(PASSAGE)
____
As the 1960s ended the population growth rate fell rapidly in the country.

==Population==
In the 1930s, Tonga had a population of about 32,000. Starting in the 1970s large scale migration began to Australia and New Zealand. By the 1970s the emigration rate from Tonga to Australia, New Zealand, United Kingdom, Canada, France and the United States was over 2% annually. The country has over 100,000 residents.

===Structure of the population===

| Age group | Male | Female | Total | % |
|---|---|---|---|---|
| Total | 50 255 | 50 396 | 100 651 | 100 |
| 0–4 | 6 440 | 6 059 | 12 499 | 12.42 |
| 5–9 | 6 417 | 5 736 | 12 153 | 12.07 |
| 10–14 | 6 139 | 5 743 | 11 882 | 11.81 |
| 15–19 | 5 449 | 5 053 | 10 502 | 10.43 |
| 20–24 | 4 106 | 4 128 | 8 234 | 8.18 |
| 25–29 | 3 162 | 3 467 | 6 629 | 6.59 |
| 30–34 | 2 994 | 3 527 | 6 521 | 6.48 |
| 35–39 | 2 704 | 2 941 | 5 645 | 5.61 |
| 40–44 | 2 473 | 2 716 | 5 189 | 5.16 |
| 45–49 | 2 600 | 2 581 | 5 181 | 5.15 |
| 50–54 | 2 129 | 2 021 | 4 150 | 4.12 |
| 55–59 | 1 571 | 1 683 | 3 254 | 3.23 |
| 60–64 | 1 297 | 1 399 | 2 696 | 2.68 |
| 65-69 | 968 | 1 062 | 2 030 | 2.02 |
| 70-74 | 735 | 866 | 1 601 | 1.59 |
| 75-79 | 575 | 675 | 1 250 | 1.24 |
| 80-84 | 315 | 410 | 725 | 0.72 |
| 85-89 | 127 | 231 | 358 | 0.36 |
| 90-94 | 25 | 74 | 99 | 0.10 |
| 95-99 | 5 | 5 | 10 | 0.01 |
| 100+ | 1 | 1 | 2 | <0.01 |
| Age group | Male | Female | Total | Percent |
| 0–14 | 18 996 | 17 538 | 36 534 | 36.30 |
| 15–64 | 28 485 | 29 516 | 58 001 | 57.63 |
| 65+ | 2 751 | 3 324 | 6 075 | 6.04 |
| unknown | 23 | 18 | 41 | 0.04 |

==Vital statistics==

===Registered births and deaths===

| Year | Population | Live births | Deaths | Natural increase | Crude birth rate | Crude death rate | Rate of natural increase | TFR |
|---|---|---|---|---|---|---|---|---|
| 1986 | 94,649 |  |  |  |  |  |  | 5.2 |
| 1996 | 97,784 |  |  |  | 30.3 | 7.5 | 22.8 | 4.1 |
| 2000 |  | 2,696 | 672 | 2,024 |  |  |  |  |
| 2001 |  | 2,546 | 579 | 1,967 |  |  |  |  |
| 2002 |  | 2,662 | 591 | 2,076 |  |  |  |  |
| 2003 |  | 2,781 | 617 | 2,164 |  |  |  |  |
| 2006 | 101,991 | 2,945 | 709 | 2,236 | 29.0 | 7.0 | 22.0 | 4.2 |
| 2011 | 103,252 | 2,896 | 699 | 2,197 | 28.0 | 6.8 | 21.2 | 3.9 |
| 2013 |  | 2,887 | 759 | 2,128 |  |  |  |  |
| 2014 |  | 2,875 | 939 | 1,936 |  |  |  |  |
| 2015 |  | 2,848 | 805 | 2,043 |  |  |  |  |
| 2016 | 100,651 | 2,632 | 830 | 1,802 | 24.0 | 5.8 | 18.2 | 3.5 |
| 2017 |  | 2,463 | 836 | 1,627 |  |  |  |  |
| 2018 |  | 2,093 | 728 | 1,365 |  |  |  |  |
| 2019 |  | 2,178 | 455 | 1,723 |  |  |  |  |
| 2020 |  | 1,798 | 575 | 1,223 |  |  |  |  |
| 2021 | 100,179 | 1,424 |  |  |  |  |  |  |

==Migration==

===Emigration===
There are over 150,000 people of Tongan descent living outside of Tonga, mostly in New Zealand, the United States, and Australia.
____
(INFORMATION PROVIDED)
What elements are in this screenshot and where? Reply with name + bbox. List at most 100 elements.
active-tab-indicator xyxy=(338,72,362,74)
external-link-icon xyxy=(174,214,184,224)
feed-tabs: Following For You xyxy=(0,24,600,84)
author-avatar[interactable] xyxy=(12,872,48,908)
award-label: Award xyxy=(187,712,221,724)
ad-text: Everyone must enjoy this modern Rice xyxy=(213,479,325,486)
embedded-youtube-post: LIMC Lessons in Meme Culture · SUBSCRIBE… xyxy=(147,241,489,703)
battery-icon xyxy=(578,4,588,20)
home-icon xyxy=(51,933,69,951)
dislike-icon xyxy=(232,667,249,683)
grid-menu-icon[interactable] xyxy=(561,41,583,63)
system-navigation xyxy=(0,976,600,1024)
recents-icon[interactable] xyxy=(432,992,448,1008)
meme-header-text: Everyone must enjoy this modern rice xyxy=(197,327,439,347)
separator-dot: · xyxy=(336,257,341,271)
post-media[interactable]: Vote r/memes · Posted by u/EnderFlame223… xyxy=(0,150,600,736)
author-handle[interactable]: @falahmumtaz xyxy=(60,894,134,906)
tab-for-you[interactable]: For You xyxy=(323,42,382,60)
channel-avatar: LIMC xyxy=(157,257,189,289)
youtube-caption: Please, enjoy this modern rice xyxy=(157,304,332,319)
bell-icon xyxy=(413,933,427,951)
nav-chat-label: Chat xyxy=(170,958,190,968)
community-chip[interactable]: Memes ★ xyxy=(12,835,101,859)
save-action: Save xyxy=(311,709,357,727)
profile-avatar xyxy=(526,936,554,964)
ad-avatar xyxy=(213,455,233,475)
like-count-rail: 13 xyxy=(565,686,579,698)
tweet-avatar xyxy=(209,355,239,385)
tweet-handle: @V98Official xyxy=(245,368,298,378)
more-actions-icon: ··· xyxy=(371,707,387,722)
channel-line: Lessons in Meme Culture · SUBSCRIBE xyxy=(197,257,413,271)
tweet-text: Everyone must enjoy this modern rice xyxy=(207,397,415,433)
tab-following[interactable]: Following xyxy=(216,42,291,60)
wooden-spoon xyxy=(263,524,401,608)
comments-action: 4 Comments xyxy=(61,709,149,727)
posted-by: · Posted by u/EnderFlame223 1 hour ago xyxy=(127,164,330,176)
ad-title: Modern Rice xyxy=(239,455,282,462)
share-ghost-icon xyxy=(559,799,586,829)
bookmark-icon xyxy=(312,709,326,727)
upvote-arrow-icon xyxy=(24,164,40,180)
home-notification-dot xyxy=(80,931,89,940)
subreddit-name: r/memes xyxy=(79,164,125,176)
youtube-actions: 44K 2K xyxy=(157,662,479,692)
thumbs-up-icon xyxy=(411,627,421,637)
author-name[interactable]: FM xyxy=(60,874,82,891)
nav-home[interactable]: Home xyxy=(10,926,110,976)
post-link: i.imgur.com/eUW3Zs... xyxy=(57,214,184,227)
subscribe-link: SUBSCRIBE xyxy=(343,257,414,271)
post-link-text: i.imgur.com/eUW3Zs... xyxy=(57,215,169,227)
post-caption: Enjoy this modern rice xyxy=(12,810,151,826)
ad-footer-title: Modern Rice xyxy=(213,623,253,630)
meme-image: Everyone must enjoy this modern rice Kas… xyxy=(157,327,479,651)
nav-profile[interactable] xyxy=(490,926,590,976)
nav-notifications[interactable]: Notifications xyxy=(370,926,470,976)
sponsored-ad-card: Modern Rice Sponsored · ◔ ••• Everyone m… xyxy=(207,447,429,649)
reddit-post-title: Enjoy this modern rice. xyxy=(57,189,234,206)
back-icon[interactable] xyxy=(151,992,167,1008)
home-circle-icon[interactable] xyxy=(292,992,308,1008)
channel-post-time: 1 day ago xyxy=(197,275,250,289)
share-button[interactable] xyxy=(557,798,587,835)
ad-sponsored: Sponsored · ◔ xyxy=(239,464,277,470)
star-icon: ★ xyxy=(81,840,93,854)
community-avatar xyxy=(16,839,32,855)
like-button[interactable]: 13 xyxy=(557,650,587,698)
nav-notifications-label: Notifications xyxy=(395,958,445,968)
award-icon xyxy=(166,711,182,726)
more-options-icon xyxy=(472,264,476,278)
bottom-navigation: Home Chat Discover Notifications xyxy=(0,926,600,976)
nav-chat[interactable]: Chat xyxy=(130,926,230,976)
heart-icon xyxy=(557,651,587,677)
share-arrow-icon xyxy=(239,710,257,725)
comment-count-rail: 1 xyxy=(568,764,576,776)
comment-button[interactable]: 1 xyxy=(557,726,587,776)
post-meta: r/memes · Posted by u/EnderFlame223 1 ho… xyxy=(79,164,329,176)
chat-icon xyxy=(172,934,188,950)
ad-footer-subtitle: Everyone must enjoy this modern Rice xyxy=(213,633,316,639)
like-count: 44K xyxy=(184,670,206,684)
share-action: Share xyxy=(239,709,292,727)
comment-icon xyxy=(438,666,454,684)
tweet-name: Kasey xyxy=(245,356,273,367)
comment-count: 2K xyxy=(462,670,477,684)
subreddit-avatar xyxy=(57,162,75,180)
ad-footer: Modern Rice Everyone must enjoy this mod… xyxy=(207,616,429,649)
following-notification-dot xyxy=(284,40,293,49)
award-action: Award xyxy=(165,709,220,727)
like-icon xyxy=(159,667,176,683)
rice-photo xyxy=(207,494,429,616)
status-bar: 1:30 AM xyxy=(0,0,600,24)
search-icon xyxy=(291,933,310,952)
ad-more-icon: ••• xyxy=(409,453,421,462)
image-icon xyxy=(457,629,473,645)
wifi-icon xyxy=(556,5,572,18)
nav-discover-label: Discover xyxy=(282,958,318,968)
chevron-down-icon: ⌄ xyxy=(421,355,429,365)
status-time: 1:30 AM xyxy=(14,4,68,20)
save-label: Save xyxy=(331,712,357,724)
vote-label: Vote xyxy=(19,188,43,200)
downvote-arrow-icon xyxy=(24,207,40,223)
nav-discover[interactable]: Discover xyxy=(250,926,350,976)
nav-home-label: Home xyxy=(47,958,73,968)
____
(TASK DESCRIPTION)
Extend the passage on Tonga's population, picking up after its final sentence. The entries have no connection to the passage on Tonga's population.

(REPLY TO THE EXERCISE)
====Oceania====
82,389 New Zealanders identified themselves as being of Tongan ethnicity with 22,413 stating that they were born in Tonga. As of 2016, Tongan New Zealanders make up 1.2% of New Zealand's population of approximately 5 million people. There is a Tongan Australian population of 32,691 people, which is over 0.1% of Australia's population. 60% of Tongan people live in New South Wales.
====United States====
In the U.S., Tongan Americans constitute a small 0.02% of the U.S. population, with over 67,000 people recorded having Tongan ancestry in the country as of 2020.
Much of the U.S. Tongan community resides in California. In San Mateo County (0.7% of the county's population) in the San Francisco Bay Area, there are over 5,000 Tongan Americans, mainly concentrated in Daly City, East Palo Alto, San Mateo, and San Bruno. There is a Tongan community in Oakland, of about 1,500 people (0.3% of Oakland's population). There is a Tongan population in Los Angeles County, mainly in Inglewood (0.7% of the city's population), Hawthorne, and Long Beach. There are also around 1,000 Tongans in Sacramento and more throughout the Sacramento Valley.
There is a sizable Tongan community in Utah, mainly in the Salt Lake Valley. Salt Lake County has over 8,000 residents of Tongan ancestry. The Glendale neighborhood of Salt Lake City has one of the highest concentrations of Tongans in the area.
Euless, Texas, in the Dallas-Fort Worth area, has a significant Tongan community, with more than 1,000 residents.
Portland, Oregon has 500 Tongan individuals, with its metropolitan area having several hundred more in addition.